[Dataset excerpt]
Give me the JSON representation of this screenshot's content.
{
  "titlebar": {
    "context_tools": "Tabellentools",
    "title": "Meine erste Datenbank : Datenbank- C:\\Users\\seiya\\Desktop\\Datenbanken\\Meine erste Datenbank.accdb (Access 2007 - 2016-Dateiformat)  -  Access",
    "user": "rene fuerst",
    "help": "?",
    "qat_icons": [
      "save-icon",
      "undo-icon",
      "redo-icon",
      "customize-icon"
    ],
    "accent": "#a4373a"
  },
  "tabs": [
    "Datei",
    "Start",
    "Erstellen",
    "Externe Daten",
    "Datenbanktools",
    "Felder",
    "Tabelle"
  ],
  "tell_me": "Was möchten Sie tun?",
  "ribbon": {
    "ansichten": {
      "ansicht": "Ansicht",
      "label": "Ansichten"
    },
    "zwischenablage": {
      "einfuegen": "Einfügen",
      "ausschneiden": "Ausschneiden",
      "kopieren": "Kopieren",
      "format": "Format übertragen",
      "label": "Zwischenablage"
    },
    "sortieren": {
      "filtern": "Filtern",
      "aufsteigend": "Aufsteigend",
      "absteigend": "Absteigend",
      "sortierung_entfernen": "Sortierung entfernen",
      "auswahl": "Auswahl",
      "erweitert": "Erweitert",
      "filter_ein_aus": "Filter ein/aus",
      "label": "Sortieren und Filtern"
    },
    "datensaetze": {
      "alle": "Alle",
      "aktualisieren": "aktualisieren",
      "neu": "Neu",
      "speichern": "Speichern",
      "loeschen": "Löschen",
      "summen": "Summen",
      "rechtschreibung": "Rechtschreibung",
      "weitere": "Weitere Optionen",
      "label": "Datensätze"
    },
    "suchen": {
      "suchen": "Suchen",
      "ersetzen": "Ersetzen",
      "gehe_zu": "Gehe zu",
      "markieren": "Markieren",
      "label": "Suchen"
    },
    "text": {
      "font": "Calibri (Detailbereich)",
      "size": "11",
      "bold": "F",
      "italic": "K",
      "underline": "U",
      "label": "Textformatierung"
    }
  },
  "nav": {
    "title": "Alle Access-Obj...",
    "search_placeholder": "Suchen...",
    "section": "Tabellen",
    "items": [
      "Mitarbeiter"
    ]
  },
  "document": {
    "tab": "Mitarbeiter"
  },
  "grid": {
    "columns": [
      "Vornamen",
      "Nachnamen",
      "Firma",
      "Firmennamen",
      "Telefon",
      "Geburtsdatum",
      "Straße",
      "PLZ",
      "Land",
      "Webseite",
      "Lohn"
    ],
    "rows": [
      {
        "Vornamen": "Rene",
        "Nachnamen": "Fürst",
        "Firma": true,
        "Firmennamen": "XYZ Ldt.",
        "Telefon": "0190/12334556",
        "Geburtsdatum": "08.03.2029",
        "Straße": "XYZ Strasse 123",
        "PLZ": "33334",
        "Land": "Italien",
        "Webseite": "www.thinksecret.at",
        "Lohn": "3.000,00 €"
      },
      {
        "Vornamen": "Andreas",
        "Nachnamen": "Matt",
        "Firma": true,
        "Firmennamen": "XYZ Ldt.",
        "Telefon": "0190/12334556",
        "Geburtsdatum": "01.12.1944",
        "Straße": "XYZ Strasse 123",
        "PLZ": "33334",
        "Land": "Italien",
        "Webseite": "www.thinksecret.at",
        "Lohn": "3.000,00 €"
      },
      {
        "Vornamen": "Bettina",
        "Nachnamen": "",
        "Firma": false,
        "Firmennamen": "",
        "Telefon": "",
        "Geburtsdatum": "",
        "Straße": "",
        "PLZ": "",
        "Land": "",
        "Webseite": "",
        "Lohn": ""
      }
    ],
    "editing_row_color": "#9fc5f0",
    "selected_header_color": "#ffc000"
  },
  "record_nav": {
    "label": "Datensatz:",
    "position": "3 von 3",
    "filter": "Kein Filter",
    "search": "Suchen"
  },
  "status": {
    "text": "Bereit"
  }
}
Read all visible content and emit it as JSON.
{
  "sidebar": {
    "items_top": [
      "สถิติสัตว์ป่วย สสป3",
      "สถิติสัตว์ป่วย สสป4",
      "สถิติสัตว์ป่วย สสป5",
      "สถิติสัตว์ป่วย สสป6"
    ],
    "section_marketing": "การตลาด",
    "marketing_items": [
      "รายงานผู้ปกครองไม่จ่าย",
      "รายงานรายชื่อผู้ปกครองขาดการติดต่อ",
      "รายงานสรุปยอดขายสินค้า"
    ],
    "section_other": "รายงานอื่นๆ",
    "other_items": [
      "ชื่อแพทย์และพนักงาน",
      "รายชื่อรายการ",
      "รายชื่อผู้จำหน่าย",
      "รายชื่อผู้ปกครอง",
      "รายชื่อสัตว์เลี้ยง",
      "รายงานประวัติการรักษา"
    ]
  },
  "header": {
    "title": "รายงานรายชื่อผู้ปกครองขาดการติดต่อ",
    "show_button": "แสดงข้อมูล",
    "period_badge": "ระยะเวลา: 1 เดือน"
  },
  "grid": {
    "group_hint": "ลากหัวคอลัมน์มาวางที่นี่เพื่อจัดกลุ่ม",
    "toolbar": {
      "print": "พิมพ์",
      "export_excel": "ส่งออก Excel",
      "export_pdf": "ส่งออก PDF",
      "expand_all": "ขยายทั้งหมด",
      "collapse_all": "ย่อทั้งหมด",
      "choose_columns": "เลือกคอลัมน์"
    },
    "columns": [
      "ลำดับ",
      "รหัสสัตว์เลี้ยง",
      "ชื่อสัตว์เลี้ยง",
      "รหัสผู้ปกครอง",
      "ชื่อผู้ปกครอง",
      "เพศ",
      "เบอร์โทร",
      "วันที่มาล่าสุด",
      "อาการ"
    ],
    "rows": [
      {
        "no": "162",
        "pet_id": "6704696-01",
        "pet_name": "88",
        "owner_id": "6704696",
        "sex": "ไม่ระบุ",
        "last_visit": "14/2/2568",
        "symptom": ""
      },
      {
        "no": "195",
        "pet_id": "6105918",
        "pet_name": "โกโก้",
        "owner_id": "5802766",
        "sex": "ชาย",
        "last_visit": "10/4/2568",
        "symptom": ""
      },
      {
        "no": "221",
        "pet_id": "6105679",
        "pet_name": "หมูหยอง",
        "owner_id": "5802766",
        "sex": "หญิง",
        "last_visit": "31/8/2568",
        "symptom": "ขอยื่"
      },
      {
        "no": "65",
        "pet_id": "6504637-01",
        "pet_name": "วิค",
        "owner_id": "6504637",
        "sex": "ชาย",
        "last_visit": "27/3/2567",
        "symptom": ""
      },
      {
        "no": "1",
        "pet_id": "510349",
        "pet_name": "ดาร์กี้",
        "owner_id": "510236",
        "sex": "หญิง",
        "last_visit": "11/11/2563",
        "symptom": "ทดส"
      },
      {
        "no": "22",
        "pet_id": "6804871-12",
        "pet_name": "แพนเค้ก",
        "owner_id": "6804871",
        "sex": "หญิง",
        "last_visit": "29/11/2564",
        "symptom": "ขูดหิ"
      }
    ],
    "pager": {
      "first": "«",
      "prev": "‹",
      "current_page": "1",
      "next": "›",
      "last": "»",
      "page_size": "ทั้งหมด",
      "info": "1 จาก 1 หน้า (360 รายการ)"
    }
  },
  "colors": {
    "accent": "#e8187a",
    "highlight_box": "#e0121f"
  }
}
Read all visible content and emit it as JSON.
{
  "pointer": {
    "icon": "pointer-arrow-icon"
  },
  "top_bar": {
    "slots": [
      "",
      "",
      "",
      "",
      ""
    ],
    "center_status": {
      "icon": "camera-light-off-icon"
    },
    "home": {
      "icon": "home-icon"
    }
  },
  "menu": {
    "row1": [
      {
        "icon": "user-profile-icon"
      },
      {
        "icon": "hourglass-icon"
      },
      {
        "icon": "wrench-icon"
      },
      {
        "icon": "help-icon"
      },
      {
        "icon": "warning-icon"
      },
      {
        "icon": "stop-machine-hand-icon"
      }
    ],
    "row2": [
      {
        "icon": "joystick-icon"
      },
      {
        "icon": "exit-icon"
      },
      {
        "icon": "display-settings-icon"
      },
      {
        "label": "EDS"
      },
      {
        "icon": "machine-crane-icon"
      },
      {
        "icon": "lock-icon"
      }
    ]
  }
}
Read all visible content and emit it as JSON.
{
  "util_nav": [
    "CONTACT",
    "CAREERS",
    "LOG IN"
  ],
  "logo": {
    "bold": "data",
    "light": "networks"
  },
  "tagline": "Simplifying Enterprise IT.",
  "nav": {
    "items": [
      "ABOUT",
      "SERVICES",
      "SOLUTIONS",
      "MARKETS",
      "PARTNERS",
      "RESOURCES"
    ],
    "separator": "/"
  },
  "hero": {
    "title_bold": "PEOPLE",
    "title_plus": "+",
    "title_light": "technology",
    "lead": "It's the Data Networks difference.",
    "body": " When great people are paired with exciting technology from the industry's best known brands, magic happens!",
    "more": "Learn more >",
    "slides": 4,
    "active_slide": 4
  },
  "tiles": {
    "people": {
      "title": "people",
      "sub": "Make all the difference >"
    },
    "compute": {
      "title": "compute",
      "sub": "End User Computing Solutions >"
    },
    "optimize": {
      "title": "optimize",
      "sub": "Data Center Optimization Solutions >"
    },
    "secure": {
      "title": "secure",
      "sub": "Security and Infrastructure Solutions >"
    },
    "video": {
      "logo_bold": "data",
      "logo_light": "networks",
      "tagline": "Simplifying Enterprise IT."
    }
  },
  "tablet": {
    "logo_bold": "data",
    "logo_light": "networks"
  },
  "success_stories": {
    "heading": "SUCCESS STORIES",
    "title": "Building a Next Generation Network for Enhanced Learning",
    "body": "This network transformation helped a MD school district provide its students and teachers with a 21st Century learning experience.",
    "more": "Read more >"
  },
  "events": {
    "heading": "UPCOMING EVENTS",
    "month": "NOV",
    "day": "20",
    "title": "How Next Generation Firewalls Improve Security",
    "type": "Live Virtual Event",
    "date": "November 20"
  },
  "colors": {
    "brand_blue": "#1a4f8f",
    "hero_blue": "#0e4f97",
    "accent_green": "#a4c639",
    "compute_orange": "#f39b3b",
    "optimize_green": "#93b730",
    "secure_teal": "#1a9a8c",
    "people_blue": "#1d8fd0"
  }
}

- Exercise requirements: Filter the listing above for the string "Access" and copy every matching line.

- Answer to this task:
    "title": "Meine erste Datenbank : Datenbank- C:\\Users\\seiya\\Desktop\\Datenbanken\\Meine erste Datenbank.accdb (Access 2007 - 2016-Dateiformat)  -  Access",
    "title": "Alle Access-Obj...",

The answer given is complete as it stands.